▶ [WRITTEN INSTRUCTION]
Starting at the line that has "Text: 0: 0: [495, 840, 500, 849]" and stopping after the line that has "Text: Item: Item: [76, 135, 110, 150]", write those rows out again, swapping "PASSWORD" for "PIN CODE" and leaving everything else unchanged.

Page element annotations:
━━━━━━━━━━━━━━━━━━━━━━━━━━━━━━

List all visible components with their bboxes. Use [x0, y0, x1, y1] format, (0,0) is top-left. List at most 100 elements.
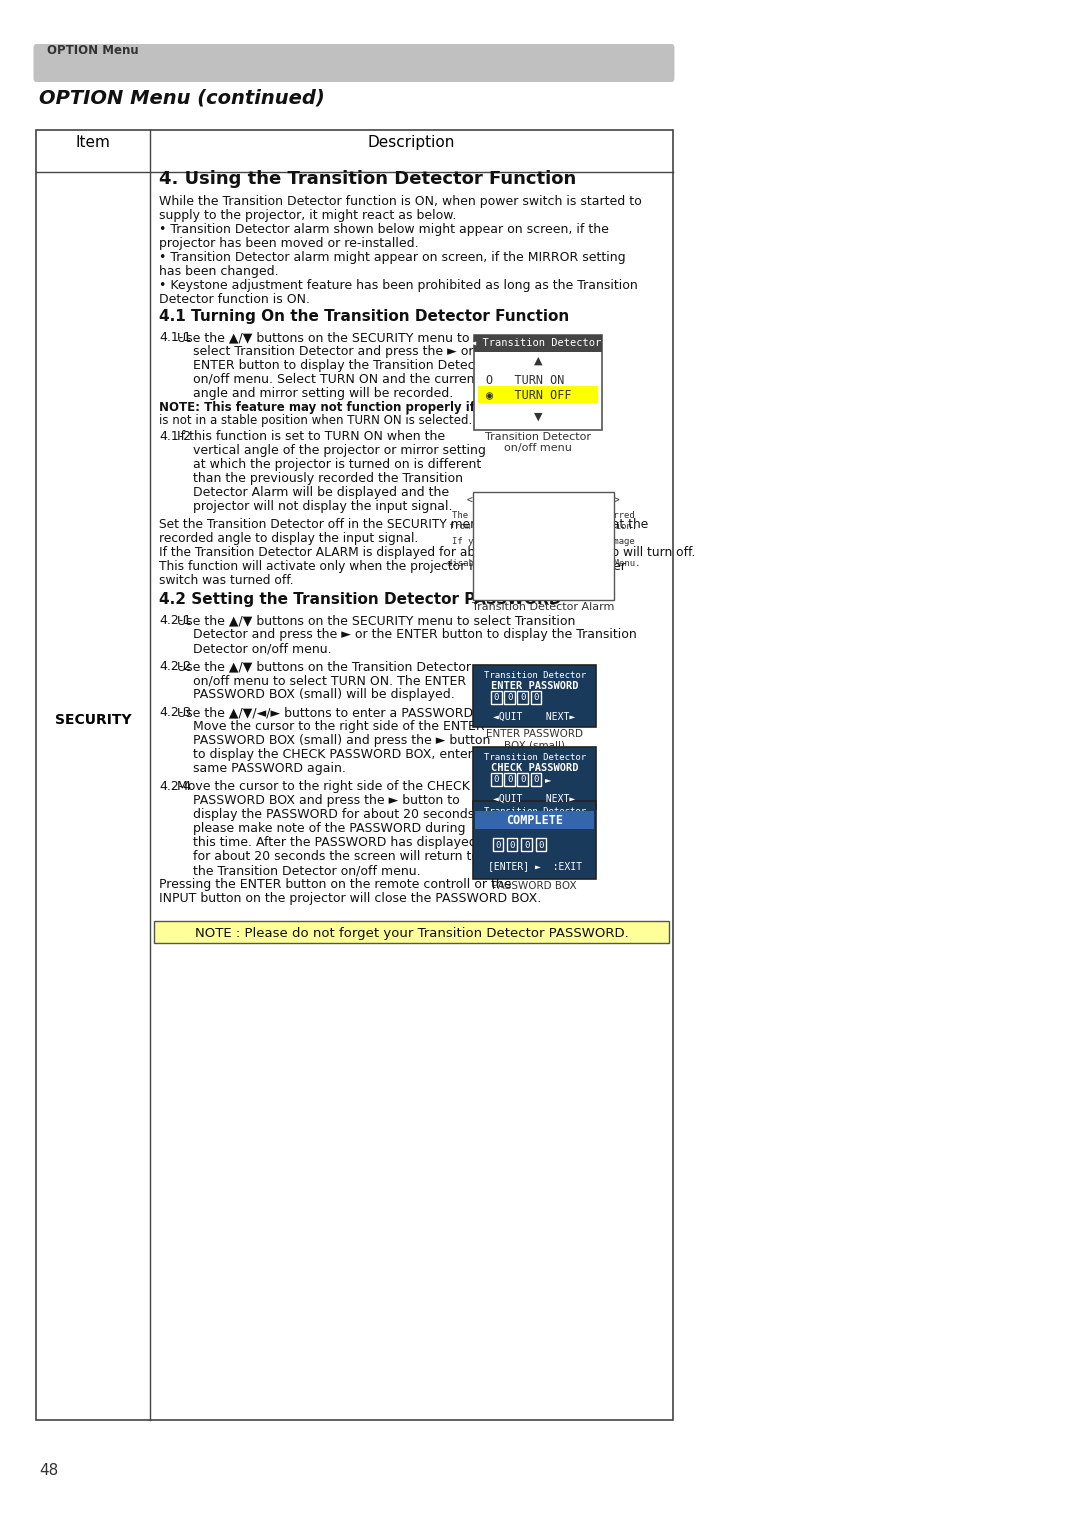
Text: 0: 0: [495, 840, 500, 849]
Text: recorded angle to display the input signal.: recorded angle to display the input sign…: [159, 531, 418, 545]
Text: NOTE : Please do not forget your Transition Detector PASSWORD.: NOTE : Please do not forget your Transit…: [194, 927, 629, 940]
Text: please make note of the PASSWORD during: please make note of the PASSWORD during: [177, 822, 465, 836]
Bar: [36, 130, 673, 1420]
Text: Item: Item: [76, 135, 110, 150]
Text: is not in a stable position when TURN ON is selected.: is not in a stable position when TURN ON…: [159, 413, 472, 427]
Text: 0: 0: [510, 840, 515, 849]
Text: ◄QUIT    NEXT►: ◄QUIT NEXT►: [494, 712, 576, 722]
Text: ►: ►: [545, 775, 552, 784]
Text: 48: 48: [39, 1463, 58, 1478]
Text: Use the ▲/▼ buttons on the SECURITY menu to: Use the ▲/▼ buttons on the SECURITY menu…: [177, 332, 470, 344]
Text: COMPLETE: COMPLETE: [507, 813, 563, 827]
Text: on/off menu. Select TURN ON and the current: on/off menu. Select TURN ON and the curr…: [177, 372, 480, 386]
Text: switch was turned off.: switch was turned off.: [159, 574, 294, 587]
Text: Move the cursor to the right side of the CHECK: Move the cursor to the right side of the…: [177, 780, 470, 793]
Text: OPTION Menu: OPTION Menu: [48, 44, 139, 58]
Text: Pressing the ENTER button on the remote controll or the: Pressing the ENTER button on the remote …: [159, 878, 512, 892]
Text: Detector function is ON.: Detector function is ON.: [159, 294, 310, 306]
Text: display the PASSWORD for about 20 seconds,: display the PASSWORD for about 20 second…: [177, 808, 478, 821]
Text: Use the ▲/▼ buttons on the SECURITY menu to select Transition: Use the ▲/▼ buttons on the SECURITY menu…: [177, 615, 576, 627]
Text: 4.1-1: 4.1-1: [159, 332, 191, 344]
Text: projector has been moved or re-installed.: projector has been moved or re-installed…: [159, 238, 419, 250]
Text: While the Transition Detector function is ON, when power switch is started to: While the Transition Detector function i…: [159, 195, 642, 207]
Bar: [473, 801, 596, 880]
Bar: [504, 690, 515, 704]
Text: ▲: ▲: [534, 356, 542, 366]
Text: 0: 0: [521, 693, 526, 702]
Text: 4.1-2: 4.1-2: [159, 430, 191, 444]
Text: [ENTER] ►  :EXIT: [ENTER] ► :EXIT: [487, 861, 581, 871]
Text: INPUT button on the projector will close the PASSWORD BOX.: INPUT button on the projector will close…: [159, 892, 541, 905]
Text: 0: 0: [524, 840, 529, 849]
Text: Detector on/off menu.: Detector on/off menu.: [177, 642, 332, 656]
Bar: [478, 386, 598, 403]
Text: 0: 0: [534, 775, 539, 784]
Text: angle and mirror setting will be recorded.: angle and mirror setting will be recorde…: [177, 388, 454, 400]
Text: If this function is set to TURN ON when the: If this function is set to TURN ON when …: [177, 430, 445, 444]
Text: ◉   TURN OFF: ◉ TURN OFF: [486, 389, 571, 401]
Text: 4.2-3: 4.2-3: [159, 706, 191, 719]
Text: Transition Detector: Transition Detector: [484, 752, 585, 762]
Text: 0: 0: [521, 775, 526, 784]
Text: Set the Transition Detector off in the SECURITY menu or set the projector at the: Set the Transition Detector off in the S…: [159, 518, 648, 531]
Text: Use the ▲/▼ buttons on the Transition Detector: Use the ▲/▼ buttons on the Transition De…: [177, 660, 471, 674]
Text: PASSWORD BOX (small) and press the ► button: PASSWORD BOX (small) and press the ► but…: [177, 734, 490, 746]
Text: SECURITY: SECURITY: [55, 713, 132, 727]
Bar: [491, 690, 502, 704]
Bar: [473, 746, 596, 808]
Bar: [475, 812, 594, 830]
Text: projector will not display the input signal.: projector will not display the input sig…: [177, 500, 453, 513]
Text: The projector has been transferred: The projector has been transferred: [453, 512, 635, 519]
Text: PASSWORD BOX and press the ► button to: PASSWORD BOX and press the ► button to: [177, 793, 460, 807]
Bar: [504, 774, 515, 786]
Text: 4.2-2: 4.2-2: [159, 660, 191, 674]
Bar: [153, 921, 670, 943]
Text: has been changed.: has been changed.: [159, 265, 279, 279]
Text: 0: 0: [507, 775, 512, 784]
Text: BOX (small): BOX (small): [504, 740, 565, 749]
Text: Move the cursor to the right side of the ENTER: Move the cursor to the right side of the…: [177, 721, 485, 733]
Text: Transition Detector: Transition Detector: [485, 431, 591, 442]
Text: this time. After the PASSWORD has displayed: this time. After the PASSWORD has displa…: [177, 836, 477, 849]
Bar: [491, 774, 502, 786]
Text: CHECK PASSWORD: CHECK PASSWORD: [490, 763, 578, 774]
Text: 4.2-1: 4.2-1: [159, 615, 191, 627]
Text: ▼: ▼: [534, 412, 542, 422]
Text: on/off menu: on/off menu: [504, 444, 572, 453]
Bar: [492, 839, 503, 851]
Text: 0: 0: [507, 693, 512, 702]
Bar: [522, 839, 532, 851]
Text: than the previously recorded the Transition: than the previously recorded the Transit…: [177, 472, 463, 484]
Text: vertical angle of the projector or mirror setting: vertical angle of the projector or mirro…: [177, 444, 486, 457]
Text: on screen again,: on screen again,: [500, 548, 586, 557]
Text: • Transition Detector alarm shown below might appear on screen, if the: • Transition Detector alarm shown below …: [159, 223, 609, 236]
Bar: [474, 335, 603, 430]
Text: This function will activate only when the projector is started after the power: This function will activate only when th…: [159, 560, 625, 572]
Text: ◄ Transition Detector: ◄ Transition Detector: [470, 338, 602, 348]
Bar: [530, 774, 541, 786]
Text: O   TURN ON: O TURN ON: [486, 374, 565, 388]
Bar: [507, 839, 517, 851]
Text: Transition Detector: Transition Detector: [484, 671, 585, 680]
Text: <<TRANSITION DETECTOR ON>>: <<TRANSITION DETECTOR ON>>: [467, 495, 620, 506]
Text: Description: Description: [368, 135, 455, 150]
Text: If the Transition Detector ALARM is displayed for about 5 minutes the lamp will : If the Transition Detector ALARM is disp…: [159, 547, 696, 559]
FancyBboxPatch shape: [33, 44, 674, 82]
Text: ENTER button to display the Transition Detector: ENTER button to display the Transition D…: [177, 359, 492, 372]
Text: 0: 0: [539, 840, 544, 849]
Text: 4.1 Turning On the Transition Detector Function: 4.1 Turning On the Transition Detector F…: [159, 309, 569, 324]
Text: from previously installed position.: from previously installed position.: [449, 522, 637, 531]
Text: on/off menu to select TURN ON. The ENTER: on/off menu to select TURN ON. The ENTER: [177, 674, 467, 687]
Text: PASSWORD BOX: PASSWORD BOX: [492, 881, 577, 892]
Text: the Transition Detector on/off menu.: the Transition Detector on/off menu.: [177, 864, 421, 877]
Text: 0: 0: [494, 775, 499, 784]
Text: • Transition Detector alarm might appear on screen, if the MIRROR setting: • Transition Detector alarm might appear…: [159, 251, 625, 263]
Text: OPTION Menu (continued): OPTION Menu (continued): [39, 89, 325, 107]
Text: • Keystone adjustment feature has been prohibited as long as the Transition: • Keystone adjustment feature has been p…: [159, 279, 637, 292]
Text: ENTER PASSWORD: ENTER PASSWORD: [486, 730, 583, 739]
Text: 0: 0: [534, 693, 539, 702]
Bar: [473, 665, 596, 727]
Text: Transition Detector: Transition Detector: [484, 807, 585, 816]
Bar: [530, 690, 541, 704]
Text: BOX: BOX: [524, 822, 545, 833]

━━━━━━━━━━━━━━━━━━━━━━━━━━━━━━

▶ [TASK OUTPUT]
Text: 0: 0: [495, 840, 500, 849]
Text: recorded angle to display the input signal.: recorded angle to display the input sign…: [159, 531, 418, 545]
Text: NOTE : Please do not forget your Transition Detector PIN CODE.: NOTE : Please do not forget your Transit…: [194, 927, 629, 940]
Text: please make note of the PIN CODE during: please make note of the PIN CODE during: [177, 822, 465, 836]
Bar: [36, 130, 673, 1420]
Text: Item: Item: [76, 135, 110, 150]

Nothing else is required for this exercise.